:: PROVIDED DATA ::

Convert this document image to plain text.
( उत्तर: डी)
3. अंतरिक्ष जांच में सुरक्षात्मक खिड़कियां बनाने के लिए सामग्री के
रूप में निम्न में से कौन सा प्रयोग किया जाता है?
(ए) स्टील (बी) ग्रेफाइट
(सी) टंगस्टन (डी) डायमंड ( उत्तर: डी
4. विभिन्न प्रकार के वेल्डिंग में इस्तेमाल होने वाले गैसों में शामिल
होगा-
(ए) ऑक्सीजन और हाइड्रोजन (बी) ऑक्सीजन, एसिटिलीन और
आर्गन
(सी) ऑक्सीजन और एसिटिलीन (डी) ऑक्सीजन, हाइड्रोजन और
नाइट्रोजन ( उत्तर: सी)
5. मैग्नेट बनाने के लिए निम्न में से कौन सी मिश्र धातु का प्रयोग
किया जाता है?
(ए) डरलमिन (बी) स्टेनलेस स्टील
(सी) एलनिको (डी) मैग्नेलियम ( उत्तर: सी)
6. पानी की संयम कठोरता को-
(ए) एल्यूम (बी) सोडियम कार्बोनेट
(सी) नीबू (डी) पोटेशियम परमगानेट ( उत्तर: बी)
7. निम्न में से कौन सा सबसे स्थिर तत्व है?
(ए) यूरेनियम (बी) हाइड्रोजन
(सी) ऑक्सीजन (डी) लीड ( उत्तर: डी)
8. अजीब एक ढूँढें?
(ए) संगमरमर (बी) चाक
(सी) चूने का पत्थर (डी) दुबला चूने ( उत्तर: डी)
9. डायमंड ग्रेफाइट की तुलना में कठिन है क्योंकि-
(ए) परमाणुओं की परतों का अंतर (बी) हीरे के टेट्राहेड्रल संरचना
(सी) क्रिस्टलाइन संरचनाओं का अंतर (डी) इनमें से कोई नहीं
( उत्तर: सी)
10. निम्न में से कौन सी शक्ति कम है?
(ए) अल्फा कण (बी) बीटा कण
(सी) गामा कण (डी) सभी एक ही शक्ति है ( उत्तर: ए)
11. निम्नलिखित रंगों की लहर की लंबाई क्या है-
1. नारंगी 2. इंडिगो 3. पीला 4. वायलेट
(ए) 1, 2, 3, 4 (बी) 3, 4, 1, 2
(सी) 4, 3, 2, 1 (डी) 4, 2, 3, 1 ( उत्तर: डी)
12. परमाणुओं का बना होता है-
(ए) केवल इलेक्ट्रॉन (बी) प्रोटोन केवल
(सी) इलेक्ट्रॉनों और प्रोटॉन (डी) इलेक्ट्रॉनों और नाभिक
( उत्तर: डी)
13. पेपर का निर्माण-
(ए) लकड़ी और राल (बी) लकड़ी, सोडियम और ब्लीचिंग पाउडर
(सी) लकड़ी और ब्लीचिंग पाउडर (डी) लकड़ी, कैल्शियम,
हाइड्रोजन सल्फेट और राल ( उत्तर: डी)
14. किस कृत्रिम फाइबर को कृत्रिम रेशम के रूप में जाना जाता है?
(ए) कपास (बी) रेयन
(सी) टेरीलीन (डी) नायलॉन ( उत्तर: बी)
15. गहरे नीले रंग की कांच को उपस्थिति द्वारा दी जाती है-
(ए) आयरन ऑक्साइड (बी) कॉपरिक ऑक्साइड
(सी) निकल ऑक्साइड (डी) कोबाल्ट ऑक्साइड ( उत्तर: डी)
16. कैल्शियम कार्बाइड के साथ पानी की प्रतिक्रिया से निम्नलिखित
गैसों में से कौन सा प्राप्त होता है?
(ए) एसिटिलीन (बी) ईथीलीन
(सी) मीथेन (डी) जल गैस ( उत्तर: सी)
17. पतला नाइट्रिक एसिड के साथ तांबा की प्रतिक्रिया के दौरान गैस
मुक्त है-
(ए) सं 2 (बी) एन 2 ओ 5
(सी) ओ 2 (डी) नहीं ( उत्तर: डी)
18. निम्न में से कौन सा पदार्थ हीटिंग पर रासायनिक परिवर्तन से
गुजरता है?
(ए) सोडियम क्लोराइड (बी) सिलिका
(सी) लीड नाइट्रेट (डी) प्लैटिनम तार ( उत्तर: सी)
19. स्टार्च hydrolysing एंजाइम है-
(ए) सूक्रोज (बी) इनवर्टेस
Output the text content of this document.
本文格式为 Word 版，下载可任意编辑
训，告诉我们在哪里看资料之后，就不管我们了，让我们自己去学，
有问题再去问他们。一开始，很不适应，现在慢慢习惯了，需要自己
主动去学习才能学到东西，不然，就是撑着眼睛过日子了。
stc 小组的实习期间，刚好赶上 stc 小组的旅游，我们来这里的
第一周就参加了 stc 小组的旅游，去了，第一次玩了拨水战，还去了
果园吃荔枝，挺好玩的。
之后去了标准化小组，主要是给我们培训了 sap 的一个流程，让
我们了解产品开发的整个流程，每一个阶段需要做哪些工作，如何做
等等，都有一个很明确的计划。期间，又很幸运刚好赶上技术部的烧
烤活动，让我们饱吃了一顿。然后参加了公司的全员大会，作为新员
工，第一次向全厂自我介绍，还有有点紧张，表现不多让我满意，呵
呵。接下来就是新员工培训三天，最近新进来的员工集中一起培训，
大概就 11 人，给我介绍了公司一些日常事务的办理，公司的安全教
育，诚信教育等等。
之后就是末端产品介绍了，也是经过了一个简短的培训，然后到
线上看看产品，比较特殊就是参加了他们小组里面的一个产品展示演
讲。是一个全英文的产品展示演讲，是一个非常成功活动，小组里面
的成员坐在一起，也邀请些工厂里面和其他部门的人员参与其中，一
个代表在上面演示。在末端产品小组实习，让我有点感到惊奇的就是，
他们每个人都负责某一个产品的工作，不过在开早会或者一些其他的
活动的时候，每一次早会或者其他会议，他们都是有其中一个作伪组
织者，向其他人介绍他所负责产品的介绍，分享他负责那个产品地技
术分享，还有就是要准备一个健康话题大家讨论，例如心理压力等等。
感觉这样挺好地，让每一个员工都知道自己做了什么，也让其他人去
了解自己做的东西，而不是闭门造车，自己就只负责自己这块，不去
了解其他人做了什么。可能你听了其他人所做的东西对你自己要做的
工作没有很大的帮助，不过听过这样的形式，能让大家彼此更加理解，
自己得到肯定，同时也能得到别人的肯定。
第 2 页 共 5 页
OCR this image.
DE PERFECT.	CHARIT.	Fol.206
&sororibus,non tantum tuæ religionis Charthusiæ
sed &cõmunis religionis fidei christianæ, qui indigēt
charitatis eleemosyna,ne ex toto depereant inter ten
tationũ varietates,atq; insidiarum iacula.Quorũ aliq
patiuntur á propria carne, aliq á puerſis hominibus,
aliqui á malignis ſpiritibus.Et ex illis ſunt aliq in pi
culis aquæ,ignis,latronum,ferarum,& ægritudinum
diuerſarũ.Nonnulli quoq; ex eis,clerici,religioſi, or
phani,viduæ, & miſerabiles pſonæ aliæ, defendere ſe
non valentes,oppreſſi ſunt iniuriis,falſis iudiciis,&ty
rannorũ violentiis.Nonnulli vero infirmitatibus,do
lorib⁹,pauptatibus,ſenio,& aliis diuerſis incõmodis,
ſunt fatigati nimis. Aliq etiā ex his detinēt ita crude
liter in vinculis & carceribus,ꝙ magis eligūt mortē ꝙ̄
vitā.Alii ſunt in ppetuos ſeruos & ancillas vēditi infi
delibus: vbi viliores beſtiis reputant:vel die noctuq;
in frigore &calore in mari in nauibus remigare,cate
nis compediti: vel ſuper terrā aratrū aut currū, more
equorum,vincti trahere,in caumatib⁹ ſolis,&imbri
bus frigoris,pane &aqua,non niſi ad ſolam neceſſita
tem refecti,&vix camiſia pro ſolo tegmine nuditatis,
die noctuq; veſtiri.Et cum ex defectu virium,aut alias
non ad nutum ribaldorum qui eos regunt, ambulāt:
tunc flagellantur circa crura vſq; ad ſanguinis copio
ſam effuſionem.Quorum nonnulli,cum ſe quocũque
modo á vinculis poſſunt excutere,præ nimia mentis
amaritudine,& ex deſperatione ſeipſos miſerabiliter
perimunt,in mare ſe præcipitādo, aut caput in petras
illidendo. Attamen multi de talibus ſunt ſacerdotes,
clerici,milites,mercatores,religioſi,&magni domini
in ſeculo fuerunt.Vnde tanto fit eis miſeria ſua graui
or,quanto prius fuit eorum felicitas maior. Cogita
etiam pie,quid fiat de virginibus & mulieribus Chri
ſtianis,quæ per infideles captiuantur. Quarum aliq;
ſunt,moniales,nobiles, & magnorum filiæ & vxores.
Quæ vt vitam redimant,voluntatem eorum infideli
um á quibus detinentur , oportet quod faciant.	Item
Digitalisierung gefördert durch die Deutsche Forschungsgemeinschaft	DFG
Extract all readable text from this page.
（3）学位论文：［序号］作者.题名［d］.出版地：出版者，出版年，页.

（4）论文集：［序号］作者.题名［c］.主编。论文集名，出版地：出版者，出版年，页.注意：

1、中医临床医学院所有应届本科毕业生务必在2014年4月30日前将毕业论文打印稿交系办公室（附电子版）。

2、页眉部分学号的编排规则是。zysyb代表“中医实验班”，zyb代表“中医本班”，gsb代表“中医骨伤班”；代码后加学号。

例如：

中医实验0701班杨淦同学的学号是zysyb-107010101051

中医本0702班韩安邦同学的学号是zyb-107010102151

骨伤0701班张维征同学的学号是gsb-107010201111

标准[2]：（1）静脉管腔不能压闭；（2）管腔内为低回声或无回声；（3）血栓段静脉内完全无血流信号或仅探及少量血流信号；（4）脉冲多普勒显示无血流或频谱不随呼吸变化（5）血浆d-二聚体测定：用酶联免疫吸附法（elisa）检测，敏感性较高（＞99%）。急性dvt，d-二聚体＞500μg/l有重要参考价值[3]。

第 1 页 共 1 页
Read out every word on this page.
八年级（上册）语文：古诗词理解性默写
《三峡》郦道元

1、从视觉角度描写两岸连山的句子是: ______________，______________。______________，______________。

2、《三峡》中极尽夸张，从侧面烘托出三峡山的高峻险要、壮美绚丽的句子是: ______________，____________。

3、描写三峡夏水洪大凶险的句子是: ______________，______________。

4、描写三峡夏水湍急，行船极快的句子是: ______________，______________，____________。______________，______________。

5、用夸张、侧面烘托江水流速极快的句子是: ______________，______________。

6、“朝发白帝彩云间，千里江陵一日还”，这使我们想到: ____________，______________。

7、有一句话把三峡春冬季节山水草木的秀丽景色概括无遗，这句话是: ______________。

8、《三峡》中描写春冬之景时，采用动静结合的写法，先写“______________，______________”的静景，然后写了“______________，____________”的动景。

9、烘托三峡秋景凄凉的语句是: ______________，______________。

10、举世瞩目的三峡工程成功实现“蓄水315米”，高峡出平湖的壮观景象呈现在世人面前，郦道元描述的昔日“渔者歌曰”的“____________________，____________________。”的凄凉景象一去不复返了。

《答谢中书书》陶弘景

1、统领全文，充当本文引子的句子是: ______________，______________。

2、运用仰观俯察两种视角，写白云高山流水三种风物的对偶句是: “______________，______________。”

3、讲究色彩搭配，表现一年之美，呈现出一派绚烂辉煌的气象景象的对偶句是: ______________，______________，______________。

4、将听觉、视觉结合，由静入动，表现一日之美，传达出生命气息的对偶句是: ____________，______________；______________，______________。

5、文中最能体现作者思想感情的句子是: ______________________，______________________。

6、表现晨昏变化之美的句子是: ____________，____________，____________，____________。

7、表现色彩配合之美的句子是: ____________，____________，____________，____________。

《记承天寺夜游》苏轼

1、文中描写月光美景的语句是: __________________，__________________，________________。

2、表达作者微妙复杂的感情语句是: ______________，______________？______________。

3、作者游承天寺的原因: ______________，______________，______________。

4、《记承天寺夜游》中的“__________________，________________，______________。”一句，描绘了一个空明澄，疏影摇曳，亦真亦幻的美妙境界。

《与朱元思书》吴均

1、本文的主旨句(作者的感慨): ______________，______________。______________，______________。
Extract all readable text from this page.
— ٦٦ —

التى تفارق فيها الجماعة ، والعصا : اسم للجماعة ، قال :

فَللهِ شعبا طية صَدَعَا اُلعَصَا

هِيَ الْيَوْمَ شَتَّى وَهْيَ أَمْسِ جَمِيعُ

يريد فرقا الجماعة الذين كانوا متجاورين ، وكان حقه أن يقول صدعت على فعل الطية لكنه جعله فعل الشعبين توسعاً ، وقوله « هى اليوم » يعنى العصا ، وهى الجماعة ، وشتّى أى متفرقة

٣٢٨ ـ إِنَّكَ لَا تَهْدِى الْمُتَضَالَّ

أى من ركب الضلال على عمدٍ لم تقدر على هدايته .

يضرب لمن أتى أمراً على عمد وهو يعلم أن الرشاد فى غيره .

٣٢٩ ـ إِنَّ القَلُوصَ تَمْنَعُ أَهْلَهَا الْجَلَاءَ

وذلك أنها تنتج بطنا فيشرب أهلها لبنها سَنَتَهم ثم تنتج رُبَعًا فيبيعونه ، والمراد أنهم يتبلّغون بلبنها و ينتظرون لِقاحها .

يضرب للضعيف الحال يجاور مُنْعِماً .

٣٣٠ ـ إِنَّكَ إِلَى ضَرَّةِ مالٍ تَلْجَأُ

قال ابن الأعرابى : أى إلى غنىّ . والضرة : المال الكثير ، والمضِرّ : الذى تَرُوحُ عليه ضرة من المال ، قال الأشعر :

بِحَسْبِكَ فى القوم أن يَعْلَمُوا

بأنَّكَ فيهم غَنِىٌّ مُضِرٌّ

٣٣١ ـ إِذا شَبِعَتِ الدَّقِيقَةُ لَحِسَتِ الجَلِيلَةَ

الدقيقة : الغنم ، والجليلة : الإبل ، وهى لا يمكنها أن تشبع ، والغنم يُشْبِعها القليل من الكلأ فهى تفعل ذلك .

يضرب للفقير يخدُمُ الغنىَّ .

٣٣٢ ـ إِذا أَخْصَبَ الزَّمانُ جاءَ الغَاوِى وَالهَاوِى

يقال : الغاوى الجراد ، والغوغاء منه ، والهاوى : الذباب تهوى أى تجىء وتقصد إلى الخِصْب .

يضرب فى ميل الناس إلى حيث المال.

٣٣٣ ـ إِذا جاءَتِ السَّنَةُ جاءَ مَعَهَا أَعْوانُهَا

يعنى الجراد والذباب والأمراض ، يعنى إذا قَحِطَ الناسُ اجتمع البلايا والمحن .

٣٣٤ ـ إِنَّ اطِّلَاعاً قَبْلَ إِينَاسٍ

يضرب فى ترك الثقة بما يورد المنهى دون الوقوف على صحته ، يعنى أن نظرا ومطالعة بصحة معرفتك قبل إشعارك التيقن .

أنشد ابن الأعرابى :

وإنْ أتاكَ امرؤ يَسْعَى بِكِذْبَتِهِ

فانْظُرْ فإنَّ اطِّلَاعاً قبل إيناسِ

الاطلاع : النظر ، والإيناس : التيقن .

:::

== SET PROBLEM ==
Only lines that contain the word "clerici" are wanted; copy each of them.

== RESPONSE TO THE EXERCISE ==
diuerſarũ.Nonnulli quoq; ex eis,clerici,religioſi, or
clerici,milites,mercatores,religioſi,&magni domini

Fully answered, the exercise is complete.